Find each line holding "subtitle" and copy it out.

══════════════════════════════

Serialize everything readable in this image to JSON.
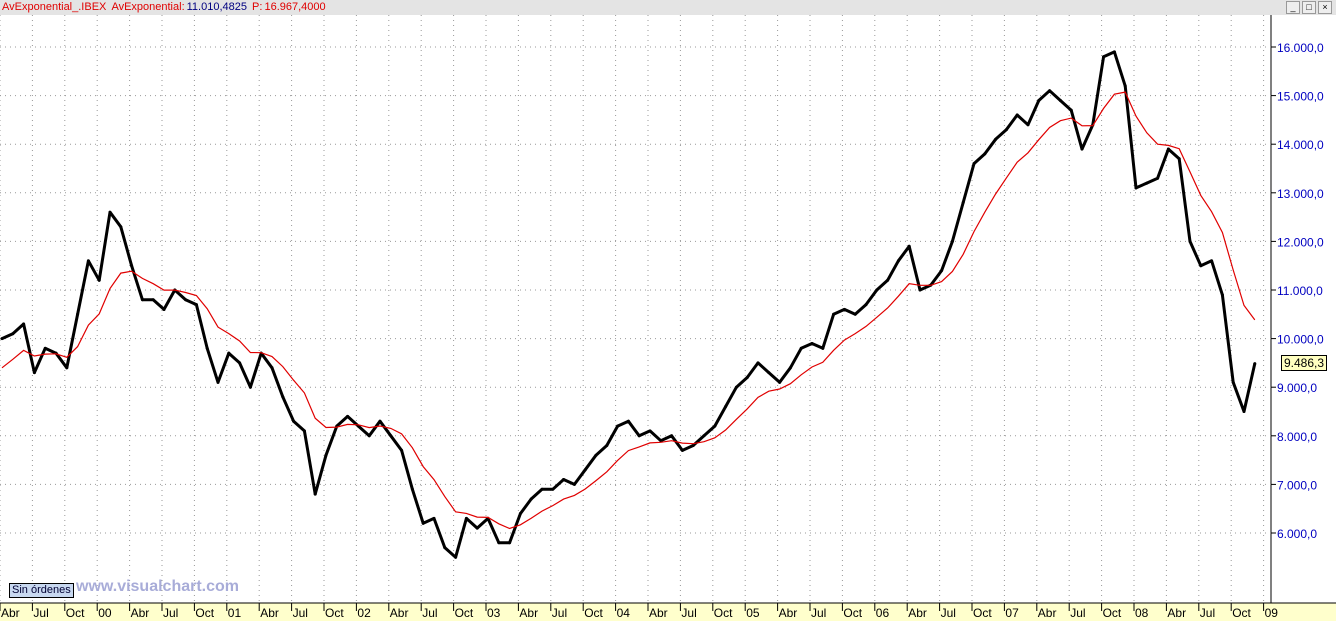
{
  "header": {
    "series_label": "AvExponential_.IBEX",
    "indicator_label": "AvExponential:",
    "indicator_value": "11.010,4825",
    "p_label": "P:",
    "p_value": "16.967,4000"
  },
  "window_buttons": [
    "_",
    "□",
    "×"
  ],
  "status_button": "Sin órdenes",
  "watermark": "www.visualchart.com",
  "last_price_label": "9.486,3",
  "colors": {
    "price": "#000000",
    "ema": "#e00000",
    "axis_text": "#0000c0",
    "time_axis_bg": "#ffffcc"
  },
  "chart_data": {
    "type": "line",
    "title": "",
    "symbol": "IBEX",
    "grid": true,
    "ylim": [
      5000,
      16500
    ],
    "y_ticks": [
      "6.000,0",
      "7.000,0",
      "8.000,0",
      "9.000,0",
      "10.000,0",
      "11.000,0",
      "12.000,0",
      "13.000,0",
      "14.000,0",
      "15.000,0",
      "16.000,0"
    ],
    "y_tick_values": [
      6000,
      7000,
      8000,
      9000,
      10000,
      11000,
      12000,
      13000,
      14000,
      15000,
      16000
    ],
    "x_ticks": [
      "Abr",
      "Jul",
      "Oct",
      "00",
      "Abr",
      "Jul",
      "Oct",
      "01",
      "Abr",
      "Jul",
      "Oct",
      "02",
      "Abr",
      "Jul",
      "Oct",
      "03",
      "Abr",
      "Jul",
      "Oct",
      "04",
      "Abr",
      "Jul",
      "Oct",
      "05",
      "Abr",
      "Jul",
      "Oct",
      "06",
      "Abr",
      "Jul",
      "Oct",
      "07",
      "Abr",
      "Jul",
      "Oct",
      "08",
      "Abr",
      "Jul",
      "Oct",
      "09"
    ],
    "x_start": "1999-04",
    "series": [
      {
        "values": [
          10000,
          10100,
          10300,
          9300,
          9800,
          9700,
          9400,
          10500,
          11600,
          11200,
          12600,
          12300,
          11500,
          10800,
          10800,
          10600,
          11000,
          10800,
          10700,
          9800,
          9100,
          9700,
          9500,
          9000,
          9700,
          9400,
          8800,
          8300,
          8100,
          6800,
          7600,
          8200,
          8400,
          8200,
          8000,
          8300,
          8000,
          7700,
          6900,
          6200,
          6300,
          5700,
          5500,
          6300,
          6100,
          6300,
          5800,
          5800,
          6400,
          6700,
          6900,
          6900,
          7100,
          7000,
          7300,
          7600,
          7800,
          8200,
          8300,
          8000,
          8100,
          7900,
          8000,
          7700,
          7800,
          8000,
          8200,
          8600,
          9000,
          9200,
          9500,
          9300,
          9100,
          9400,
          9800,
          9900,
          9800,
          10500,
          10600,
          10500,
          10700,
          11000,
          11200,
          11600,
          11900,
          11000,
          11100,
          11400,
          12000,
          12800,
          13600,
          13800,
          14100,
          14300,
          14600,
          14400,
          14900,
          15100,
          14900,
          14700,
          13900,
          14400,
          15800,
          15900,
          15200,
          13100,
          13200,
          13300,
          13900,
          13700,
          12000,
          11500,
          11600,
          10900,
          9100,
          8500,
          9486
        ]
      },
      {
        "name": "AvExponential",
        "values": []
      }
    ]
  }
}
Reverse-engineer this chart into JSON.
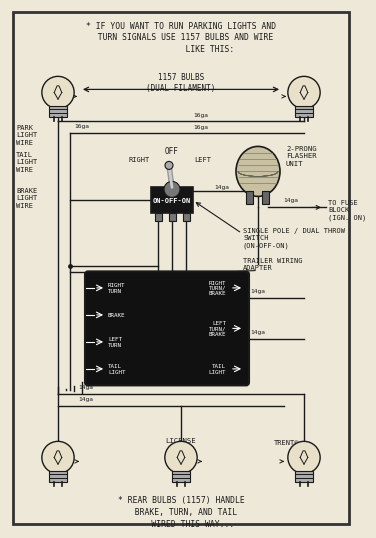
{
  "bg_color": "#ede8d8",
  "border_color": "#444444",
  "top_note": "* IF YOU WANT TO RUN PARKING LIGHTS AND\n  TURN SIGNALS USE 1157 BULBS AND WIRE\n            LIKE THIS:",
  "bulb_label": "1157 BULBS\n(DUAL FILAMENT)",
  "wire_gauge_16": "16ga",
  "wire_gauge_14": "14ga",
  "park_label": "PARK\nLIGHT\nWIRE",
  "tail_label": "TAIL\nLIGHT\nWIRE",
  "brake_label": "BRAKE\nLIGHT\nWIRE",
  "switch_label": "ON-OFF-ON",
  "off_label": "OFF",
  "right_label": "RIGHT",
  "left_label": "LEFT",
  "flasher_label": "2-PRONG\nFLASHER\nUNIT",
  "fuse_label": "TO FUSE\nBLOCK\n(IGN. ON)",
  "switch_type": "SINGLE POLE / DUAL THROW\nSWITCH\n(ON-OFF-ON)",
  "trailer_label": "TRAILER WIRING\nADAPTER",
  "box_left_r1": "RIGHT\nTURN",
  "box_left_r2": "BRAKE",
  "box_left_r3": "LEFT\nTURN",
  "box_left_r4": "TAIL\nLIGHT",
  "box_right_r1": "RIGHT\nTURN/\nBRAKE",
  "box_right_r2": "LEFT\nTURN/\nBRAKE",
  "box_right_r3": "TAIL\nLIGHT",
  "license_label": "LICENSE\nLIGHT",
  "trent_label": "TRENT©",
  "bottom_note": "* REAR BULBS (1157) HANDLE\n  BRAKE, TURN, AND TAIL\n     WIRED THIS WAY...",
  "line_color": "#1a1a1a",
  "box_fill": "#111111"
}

══════════════════════════════

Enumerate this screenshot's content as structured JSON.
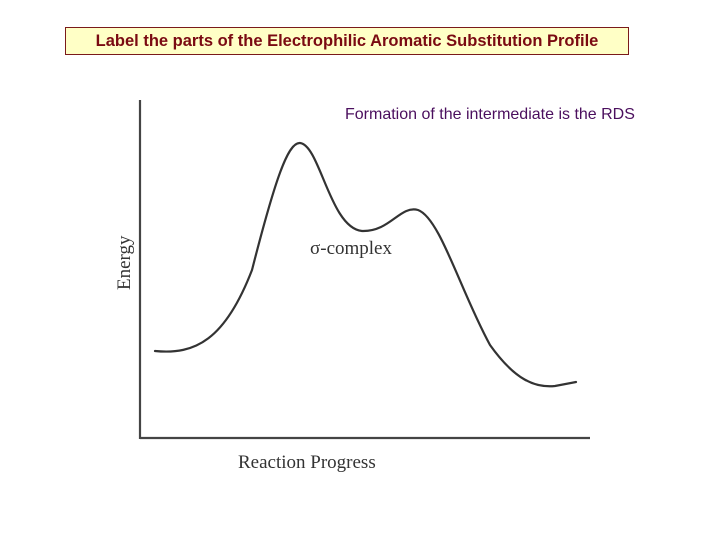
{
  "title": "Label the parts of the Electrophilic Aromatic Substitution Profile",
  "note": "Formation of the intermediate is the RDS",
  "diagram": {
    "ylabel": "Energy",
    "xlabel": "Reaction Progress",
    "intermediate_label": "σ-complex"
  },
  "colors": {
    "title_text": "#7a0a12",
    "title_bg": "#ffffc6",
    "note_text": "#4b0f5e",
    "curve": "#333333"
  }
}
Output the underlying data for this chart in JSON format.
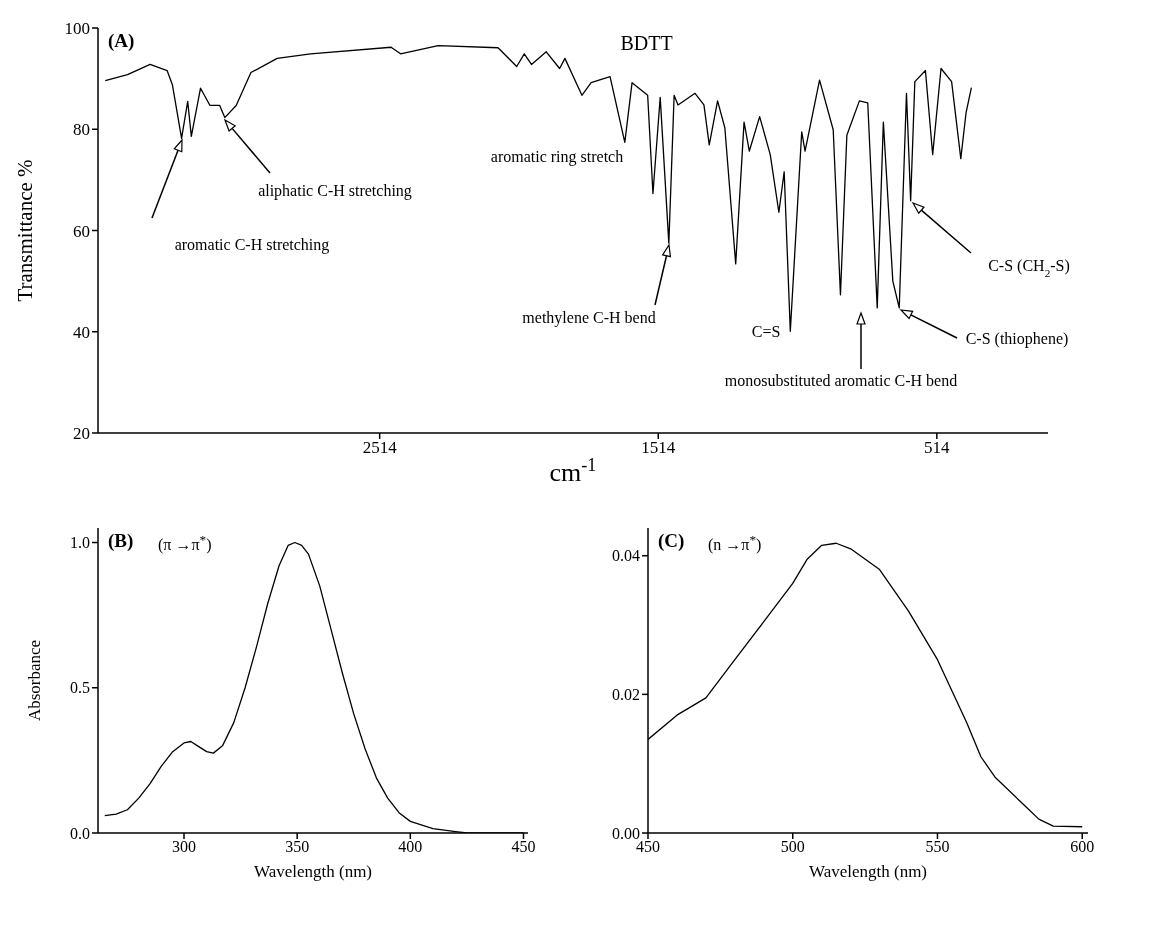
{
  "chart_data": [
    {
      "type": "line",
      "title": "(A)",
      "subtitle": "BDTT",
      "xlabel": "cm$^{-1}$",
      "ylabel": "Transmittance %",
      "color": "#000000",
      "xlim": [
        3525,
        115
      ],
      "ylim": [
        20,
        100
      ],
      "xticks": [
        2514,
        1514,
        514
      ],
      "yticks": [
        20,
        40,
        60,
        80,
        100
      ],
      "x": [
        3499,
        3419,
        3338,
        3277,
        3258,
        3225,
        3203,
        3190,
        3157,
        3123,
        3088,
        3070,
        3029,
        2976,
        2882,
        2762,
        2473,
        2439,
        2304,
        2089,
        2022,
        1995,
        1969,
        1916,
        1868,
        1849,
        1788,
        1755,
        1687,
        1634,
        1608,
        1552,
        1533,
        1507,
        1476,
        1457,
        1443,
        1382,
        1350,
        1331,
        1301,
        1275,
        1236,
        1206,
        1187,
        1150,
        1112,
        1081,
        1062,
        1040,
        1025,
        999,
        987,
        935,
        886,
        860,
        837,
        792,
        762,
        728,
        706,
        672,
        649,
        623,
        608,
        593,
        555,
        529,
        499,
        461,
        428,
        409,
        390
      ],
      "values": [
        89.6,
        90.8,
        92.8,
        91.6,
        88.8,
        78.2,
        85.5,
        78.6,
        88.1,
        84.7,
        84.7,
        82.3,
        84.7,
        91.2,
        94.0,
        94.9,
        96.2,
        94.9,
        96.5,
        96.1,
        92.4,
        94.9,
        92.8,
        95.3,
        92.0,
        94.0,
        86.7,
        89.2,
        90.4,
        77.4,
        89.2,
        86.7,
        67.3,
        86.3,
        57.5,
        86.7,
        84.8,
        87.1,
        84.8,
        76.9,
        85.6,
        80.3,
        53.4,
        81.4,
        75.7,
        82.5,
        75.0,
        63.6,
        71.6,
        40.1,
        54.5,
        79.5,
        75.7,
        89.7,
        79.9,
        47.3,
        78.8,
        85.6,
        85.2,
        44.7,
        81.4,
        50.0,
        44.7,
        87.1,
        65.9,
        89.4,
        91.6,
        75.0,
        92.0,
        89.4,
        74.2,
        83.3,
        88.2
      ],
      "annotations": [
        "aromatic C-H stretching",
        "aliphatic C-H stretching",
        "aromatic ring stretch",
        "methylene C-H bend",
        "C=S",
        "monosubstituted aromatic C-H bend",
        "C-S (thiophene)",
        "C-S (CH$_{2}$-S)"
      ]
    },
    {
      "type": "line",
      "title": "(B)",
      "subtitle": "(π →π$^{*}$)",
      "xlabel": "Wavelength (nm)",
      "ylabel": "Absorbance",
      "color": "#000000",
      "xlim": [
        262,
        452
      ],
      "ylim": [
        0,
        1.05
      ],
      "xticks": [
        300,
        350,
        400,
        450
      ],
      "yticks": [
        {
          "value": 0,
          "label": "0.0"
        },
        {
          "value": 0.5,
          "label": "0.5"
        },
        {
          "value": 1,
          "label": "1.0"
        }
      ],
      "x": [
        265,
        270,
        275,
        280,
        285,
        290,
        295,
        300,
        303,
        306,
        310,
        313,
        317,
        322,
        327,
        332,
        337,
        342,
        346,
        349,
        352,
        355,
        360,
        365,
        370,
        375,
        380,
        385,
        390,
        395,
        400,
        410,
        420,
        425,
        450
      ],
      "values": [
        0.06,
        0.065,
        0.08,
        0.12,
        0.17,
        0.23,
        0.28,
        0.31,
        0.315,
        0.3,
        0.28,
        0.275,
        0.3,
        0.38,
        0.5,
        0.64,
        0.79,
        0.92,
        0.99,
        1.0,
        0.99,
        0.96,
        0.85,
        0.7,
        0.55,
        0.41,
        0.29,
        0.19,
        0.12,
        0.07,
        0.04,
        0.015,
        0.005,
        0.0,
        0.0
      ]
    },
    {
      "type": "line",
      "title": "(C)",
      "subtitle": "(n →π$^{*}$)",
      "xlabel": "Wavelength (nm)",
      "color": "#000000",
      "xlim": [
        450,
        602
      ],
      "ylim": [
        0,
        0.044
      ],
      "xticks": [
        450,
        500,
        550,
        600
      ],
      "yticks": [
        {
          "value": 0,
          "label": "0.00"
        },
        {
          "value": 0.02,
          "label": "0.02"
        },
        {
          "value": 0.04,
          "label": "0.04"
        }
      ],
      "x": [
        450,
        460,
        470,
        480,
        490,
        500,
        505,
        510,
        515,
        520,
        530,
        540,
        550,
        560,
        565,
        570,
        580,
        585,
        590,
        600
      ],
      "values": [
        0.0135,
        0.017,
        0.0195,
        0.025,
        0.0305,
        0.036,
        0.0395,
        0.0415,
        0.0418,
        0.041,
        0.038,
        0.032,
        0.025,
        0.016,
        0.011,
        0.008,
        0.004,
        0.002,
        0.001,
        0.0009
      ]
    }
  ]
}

══════════════════════════════

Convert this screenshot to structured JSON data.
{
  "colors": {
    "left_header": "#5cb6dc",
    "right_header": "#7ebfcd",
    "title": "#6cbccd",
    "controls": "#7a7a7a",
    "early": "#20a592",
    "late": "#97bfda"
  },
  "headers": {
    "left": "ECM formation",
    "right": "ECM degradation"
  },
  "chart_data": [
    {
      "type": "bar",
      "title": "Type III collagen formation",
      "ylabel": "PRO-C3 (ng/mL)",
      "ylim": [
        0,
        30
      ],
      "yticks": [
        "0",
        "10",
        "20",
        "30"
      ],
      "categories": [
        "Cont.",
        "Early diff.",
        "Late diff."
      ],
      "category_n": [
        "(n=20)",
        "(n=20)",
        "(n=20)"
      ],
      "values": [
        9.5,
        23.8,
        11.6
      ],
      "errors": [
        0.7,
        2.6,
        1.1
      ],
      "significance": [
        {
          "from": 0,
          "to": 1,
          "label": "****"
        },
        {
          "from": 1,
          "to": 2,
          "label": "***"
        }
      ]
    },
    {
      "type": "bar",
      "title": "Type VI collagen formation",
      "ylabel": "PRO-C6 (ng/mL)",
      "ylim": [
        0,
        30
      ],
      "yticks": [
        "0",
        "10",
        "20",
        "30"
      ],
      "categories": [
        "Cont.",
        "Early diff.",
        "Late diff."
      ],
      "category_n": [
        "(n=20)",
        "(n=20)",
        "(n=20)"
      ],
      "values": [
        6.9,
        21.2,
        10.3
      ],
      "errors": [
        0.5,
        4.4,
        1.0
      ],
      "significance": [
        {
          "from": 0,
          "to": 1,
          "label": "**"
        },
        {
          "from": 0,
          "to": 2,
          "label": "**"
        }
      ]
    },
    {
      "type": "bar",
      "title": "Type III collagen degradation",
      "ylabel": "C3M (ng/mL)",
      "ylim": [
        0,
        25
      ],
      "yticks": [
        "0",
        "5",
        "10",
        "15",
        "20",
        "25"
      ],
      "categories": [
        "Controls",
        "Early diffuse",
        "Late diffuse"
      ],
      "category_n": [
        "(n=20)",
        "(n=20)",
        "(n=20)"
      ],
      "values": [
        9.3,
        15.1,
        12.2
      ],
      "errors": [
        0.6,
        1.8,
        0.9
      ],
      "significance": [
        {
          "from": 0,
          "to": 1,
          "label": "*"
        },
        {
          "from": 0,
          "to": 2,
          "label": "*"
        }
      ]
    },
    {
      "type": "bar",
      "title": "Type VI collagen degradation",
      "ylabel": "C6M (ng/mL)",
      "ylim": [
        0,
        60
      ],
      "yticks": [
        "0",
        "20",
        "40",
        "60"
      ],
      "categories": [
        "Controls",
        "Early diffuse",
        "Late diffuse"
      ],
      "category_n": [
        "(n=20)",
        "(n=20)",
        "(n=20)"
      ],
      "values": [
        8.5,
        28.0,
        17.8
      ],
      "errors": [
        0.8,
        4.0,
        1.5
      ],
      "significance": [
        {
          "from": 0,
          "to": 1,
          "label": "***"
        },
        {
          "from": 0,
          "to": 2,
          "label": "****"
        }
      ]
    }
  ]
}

══════════════════════════════

| Task result |
      "subtitle": "BDTT",
      "subtitle": "(π →π$^{*}$)",
      "subtitle": "(n →π$^{*}$)",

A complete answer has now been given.